------ DATASET RECORDS

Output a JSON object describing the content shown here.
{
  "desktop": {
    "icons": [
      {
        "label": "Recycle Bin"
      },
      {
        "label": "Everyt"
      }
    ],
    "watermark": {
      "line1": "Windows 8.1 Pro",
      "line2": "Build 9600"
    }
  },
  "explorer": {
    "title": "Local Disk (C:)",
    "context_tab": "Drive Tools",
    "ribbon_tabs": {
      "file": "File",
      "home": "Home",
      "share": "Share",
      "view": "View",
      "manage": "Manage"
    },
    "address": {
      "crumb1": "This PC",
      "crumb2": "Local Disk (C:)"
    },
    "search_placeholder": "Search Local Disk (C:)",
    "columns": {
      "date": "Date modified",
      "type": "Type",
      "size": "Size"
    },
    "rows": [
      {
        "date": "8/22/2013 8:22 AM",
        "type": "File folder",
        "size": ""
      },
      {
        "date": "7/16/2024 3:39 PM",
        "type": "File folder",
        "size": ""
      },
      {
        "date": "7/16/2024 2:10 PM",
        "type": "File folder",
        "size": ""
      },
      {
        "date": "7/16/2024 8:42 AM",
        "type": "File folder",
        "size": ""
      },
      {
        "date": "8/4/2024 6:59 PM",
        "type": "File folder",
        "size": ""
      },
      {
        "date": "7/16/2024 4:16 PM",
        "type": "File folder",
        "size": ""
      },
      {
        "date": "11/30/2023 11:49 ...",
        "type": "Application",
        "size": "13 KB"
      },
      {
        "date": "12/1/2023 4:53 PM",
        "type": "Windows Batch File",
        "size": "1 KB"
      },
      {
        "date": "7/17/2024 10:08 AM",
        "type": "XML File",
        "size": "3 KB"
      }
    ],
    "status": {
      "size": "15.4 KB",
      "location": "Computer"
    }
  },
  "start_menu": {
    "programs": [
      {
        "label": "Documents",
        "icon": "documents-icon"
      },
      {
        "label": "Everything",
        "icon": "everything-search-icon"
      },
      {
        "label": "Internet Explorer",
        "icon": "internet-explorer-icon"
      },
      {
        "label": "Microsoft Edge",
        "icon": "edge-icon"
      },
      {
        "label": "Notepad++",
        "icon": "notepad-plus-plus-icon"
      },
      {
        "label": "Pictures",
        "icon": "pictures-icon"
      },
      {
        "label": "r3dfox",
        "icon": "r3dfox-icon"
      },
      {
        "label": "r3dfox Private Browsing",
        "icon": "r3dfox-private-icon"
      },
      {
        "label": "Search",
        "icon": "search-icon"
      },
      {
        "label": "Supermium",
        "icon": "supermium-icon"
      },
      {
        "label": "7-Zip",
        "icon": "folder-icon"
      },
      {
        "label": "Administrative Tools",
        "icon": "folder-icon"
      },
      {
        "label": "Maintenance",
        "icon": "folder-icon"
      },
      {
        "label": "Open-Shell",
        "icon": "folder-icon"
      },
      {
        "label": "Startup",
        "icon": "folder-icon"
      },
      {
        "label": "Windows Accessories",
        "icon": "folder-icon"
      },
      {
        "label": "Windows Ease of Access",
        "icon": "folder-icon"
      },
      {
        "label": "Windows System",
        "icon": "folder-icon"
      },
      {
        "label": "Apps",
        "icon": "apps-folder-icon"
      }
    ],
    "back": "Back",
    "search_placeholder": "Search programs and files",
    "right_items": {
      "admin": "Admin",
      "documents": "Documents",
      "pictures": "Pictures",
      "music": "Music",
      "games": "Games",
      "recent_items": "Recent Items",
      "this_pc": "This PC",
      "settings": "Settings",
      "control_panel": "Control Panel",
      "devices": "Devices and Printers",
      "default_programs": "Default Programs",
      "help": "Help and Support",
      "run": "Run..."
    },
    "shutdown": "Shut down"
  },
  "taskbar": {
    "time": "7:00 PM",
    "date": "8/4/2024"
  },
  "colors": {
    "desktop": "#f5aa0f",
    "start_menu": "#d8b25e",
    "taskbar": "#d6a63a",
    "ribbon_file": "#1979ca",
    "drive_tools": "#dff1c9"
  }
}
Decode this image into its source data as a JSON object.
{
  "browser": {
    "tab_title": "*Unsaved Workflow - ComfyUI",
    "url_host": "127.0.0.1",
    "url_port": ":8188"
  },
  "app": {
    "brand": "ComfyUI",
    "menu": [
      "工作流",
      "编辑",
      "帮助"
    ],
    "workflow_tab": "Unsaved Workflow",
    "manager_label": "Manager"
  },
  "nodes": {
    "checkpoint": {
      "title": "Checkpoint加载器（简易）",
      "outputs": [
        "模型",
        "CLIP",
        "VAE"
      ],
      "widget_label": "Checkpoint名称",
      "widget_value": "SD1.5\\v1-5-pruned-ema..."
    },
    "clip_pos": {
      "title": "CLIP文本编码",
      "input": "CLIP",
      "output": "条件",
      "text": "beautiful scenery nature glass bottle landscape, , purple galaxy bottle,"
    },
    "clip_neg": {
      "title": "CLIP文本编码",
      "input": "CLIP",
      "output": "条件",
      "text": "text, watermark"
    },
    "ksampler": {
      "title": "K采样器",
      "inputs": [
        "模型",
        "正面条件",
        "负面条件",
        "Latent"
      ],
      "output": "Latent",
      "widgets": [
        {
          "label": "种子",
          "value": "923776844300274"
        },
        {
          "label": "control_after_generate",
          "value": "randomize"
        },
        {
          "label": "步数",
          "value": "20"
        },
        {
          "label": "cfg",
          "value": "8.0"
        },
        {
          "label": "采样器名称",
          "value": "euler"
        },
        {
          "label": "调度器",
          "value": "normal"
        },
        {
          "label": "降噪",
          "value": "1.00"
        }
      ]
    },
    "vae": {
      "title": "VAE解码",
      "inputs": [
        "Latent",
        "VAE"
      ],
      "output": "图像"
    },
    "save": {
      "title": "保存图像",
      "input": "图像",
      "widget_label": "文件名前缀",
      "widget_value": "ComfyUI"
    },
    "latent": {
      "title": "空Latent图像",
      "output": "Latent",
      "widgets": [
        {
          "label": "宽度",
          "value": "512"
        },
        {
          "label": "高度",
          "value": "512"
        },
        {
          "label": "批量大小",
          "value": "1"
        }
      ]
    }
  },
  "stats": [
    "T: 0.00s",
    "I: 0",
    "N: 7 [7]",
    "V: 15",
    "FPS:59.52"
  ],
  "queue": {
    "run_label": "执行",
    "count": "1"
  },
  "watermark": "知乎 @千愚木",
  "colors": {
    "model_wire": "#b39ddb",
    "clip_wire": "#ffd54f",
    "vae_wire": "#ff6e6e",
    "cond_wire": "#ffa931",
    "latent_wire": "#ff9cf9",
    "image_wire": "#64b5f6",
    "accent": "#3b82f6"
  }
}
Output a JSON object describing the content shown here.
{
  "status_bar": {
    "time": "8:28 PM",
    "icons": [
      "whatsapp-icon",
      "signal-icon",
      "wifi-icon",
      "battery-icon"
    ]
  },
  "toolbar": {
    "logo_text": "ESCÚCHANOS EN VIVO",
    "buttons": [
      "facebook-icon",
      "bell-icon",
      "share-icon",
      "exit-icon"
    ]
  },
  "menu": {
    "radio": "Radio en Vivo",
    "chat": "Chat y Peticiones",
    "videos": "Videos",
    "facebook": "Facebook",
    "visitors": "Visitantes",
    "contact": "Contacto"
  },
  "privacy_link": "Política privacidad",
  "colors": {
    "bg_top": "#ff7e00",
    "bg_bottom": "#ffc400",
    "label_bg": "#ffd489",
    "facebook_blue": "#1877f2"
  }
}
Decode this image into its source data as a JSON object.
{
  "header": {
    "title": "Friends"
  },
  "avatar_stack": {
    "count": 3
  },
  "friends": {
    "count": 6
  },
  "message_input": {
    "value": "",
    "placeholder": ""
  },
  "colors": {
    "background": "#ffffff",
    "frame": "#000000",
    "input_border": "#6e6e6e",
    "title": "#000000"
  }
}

------------

Each record above must be given again exactly.

Output a JSON object describing the content shown here.
{
  "desktop": {
    "icons": [
      {
        "label": "Recycle Bin"
      },
      {
        "label": "Everyt"
      }
    ],
    "watermark": {
      "line1": "Windows 8.1 Pro",
      "line2": "Build 9600"
    }
  },
  "explorer": {
    "title": "Local Disk (C:)",
    "context_tab": "Drive Tools",
    "ribbon_tabs": {
      "file": "File",
      "home": "Home",
      "share": "Share",
      "view": "View",
      "manage": "Manage"
    },
    "address": {
      "crumb1": "This PC",
      "crumb2": "Local Disk (C:)"
    },
    "search_placeholder": "Search Local Disk (C:)",
    "columns": {
      "date": "Date modified",
      "type": "Type",
      "size": "Size"
    },
    "rows": [
      {
        "date": "8/22/2013 8:22 AM",
        "type": "File folder",
        "size": ""
      },
      {
        "date": "7/16/2024 3:39 PM",
        "type": "File folder",
        "size": ""
      },
      {
        "date": "7/16/2024 2:10 PM",
        "type": "File folder",
        "size": ""
      },
      {
        "date": "7/16/2024 8:42 AM",
        "type": "File folder",
        "size": ""
      },
      {
        "date": "8/4/2024 6:59 PM",
        "type": "File folder",
        "size": ""
      },
      {
        "date": "7/16/2024 4:16 PM",
        "type": "File folder",
        "size": ""
      },
      {
        "date": "11/30/2023 11:49 ...",
        "type": "Application",
        "size": "13 KB"
      },
      {
        "date": "12/1/2023 4:53 PM",
        "type": "Windows Batch File",
        "size": "1 KB"
      },
      {
        "date": "7/17/2024 10:08 AM",
        "type": "XML File",
        "size": "3 KB"
      }
    ],
    "status": {
      "size": "15.4 KB",
      "location": "Computer"
    }
  },
  "start_menu": {
    "programs": [
      {
        "label": "Documents",
        "icon": "documents-icon"
      },
      {
        "label": "Everything",
        "icon": "everything-search-icon"
      },
      {
        "label": "Internet Explorer",
        "icon": "internet-explorer-icon"
      },
      {
        "label": "Microsoft Edge",
        "icon": "edge-icon"
      },
      {
        "label": "Notepad++",
        "icon": "notepad-plus-plus-icon"
      },
      {
        "label": "Pictures",
        "icon": "pictures-icon"
      },
      {
        "label": "r3dfox",
        "icon": "r3dfox-icon"
      },
      {
        "label": "r3dfox Private Browsing",
        "icon": "r3dfox-private-icon"
      },
      {
        "label": "Search",
        "icon": "search-icon"
      },
      {
        "label": "Supermium",
        "icon": "supermium-icon"
      },
      {
        "label": "7-Zip",
        "icon": "folder-icon"
      },
      {
        "label": "Administrative Tools",
        "icon": "folder-icon"
      },
      {
        "label": "Maintenance",
        "icon": "folder-icon"
      },
      {
        "label": "Open-Shell",
        "icon": "folder-icon"
      },
      {
        "label": "Startup",
        "icon": "folder-icon"
      },
      {
        "label": "Windows Accessories",
        "icon": "folder-icon"
      },
      {
        "label": "Windows Ease of Access",
        "icon": "folder-icon"
      },
      {
        "label": "Windows System",
        "icon": "folder-icon"
      },
      {
        "label": "Apps",
        "icon": "apps-folder-icon"
      }
    ],
    "back": "Back",
    "search_placeholder": "Search programs and files",
    "right_items": {
      "admin": "Admin",
      "documents": "Documents",
      "pictures": "Pictures",
      "music": "Music",
      "games": "Games",
      "recent_items": "Recent Items",
      "this_pc": "This PC",
      "settings": "Settings",
      "control_panel": "Control Panel",
      "devices": "Devices and Printers",
      "default_programs": "Default Programs",
      "help": "Help and Support",
      "run": "Run..."
    },
    "shutdown": "Shut down"
  },
  "taskbar": {
    "time": "7:00 PM",
    "date": "8/4/2024"
  },
  "colors": {
    "desktop": "#f5aa0f",
    "start_menu": "#d8b25e",
    "taskbar": "#d6a63a",
    "ribbon_file": "#1979ca",
    "drive_tools": "#dff1c9"
  }
}
Decode this image into its source data as a JSON object.
{
  "browser": {
    "tab_title": "*Unsaved Workflow - ComfyUI",
    "url_host": "127.0.0.1",
    "url_port": ":8188"
  },
  "app": {
    "brand": "ComfyUI",
    "menu": [
      "工作流",
      "编辑",
      "帮助"
    ],
    "workflow_tab": "Unsaved Workflow",
    "manager_label": "Manager"
  },
  "nodes": {
    "checkpoint": {
      "title": "Checkpoint加载器（简易）",
      "outputs": [
        "模型",
        "CLIP",
        "VAE"
      ],
      "widget_label": "Checkpoint名称",
      "widget_value": "SD1.5\\v1-5-pruned-ema..."
    },
    "clip_pos": {
      "title": "CLIP文本编码",
      "input": "CLIP",
      "output": "条件",
      "text": "beautiful scenery nature glass bottle landscape, , purple galaxy bottle,"
    },
    "clip_neg": {
      "title": "CLIP文本编码",
      "input": "CLIP",
      "output": "条件",
      "text": "text, watermark"
    },
    "ksampler": {
      "title": "K采样器",
      "inputs": [
        "模型",
        "正面条件",
        "负面条件",
        "Latent"
      ],
      "output": "Latent",
      "widgets": [
        {
          "label": "种子",
          "value": "923776844300274"
        },
        {
          "label": "control_after_generate",
          "value": "randomize"
        },
        {
          "label": "步数",
          "value": "20"
        },
        {
          "label": "cfg",
          "value": "8.0"
        },
        {
          "label": "采样器名称",
          "value": "euler"
        },
        {
          "label": "调度器",
          "value": "normal"
        },
        {
          "label": "降噪",
          "value": "1.00"
        }
      ]
    },
    "vae": {
      "title": "VAE解码",
      "inputs": [
        "Latent",
        "VAE"
      ],
      "output": "图像"
    },
    "save": {
      "title": "保存图像",
      "input": "图像",
      "widget_label": "文件名前缀",
      "widget_value": "ComfyUI"
    },
    "latent": {
      "title": "空Latent图像",
      "output": "Latent",
      "widgets": [
        {
          "label": "宽度",
          "value": "512"
        },
        {
          "label": "高度",
          "value": "512"
        },
        {
          "label": "批量大小",
          "value": "1"
        }
      ]
    }
  },
  "stats": [
    "T: 0.00s",
    "I: 0",
    "N: 7 [7]",
    "V: 15",
    "FPS:59.52"
  ],
  "queue": {
    "run_label": "执行",
    "count": "1"
  },
  "watermark": "知乎 @千愚木",
  "colors": {
    "model_wire": "#b39ddb",
    "clip_wire": "#ffd54f",
    "vae_wire": "#ff6e6e",
    "cond_wire": "#ffa931",
    "latent_wire": "#ff9cf9",
    "image_wire": "#64b5f6",
    "accent": "#3b82f6"
  }
}
Output a JSON object describing the content shown here.
{
  "status_bar": {
    "time": "8:28 PM",
    "icons": [
      "whatsapp-icon",
      "signal-icon",
      "wifi-icon",
      "battery-icon"
    ]
  },
  "toolbar": {
    "logo_text": "ESCÚCHANOS EN VIVO",
    "buttons": [
      "facebook-icon",
      "bell-icon",
      "share-icon",
      "exit-icon"
    ]
  },
  "menu": {
    "radio": "Radio en Vivo",
    "chat": "Chat y Peticiones",
    "videos": "Videos",
    "facebook": "Facebook",
    "visitors": "Visitantes",
    "contact": "Contacto"
  },
  "privacy_link": "Política privacidad",
  "colors": {
    "bg_top": "#ff7e00",
    "bg_bottom": "#ffc400",
    "label_bg": "#ffd489",
    "facebook_blue": "#1877f2"
  }
}
Decode this image into its source data as a JSON object.
{
  "header": {
    "title": "Friends"
  },
  "avatar_stack": {
    "count": 3
  },
  "friends": {
    "count": 6
  },
  "message_input": {
    "value": "",
    "placeholder": ""
  },
  "colors": {
    "background": "#ffffff",
    "frame": "#000000",
    "input_border": "#6e6e6e",
    "title": "#000000"
  }
}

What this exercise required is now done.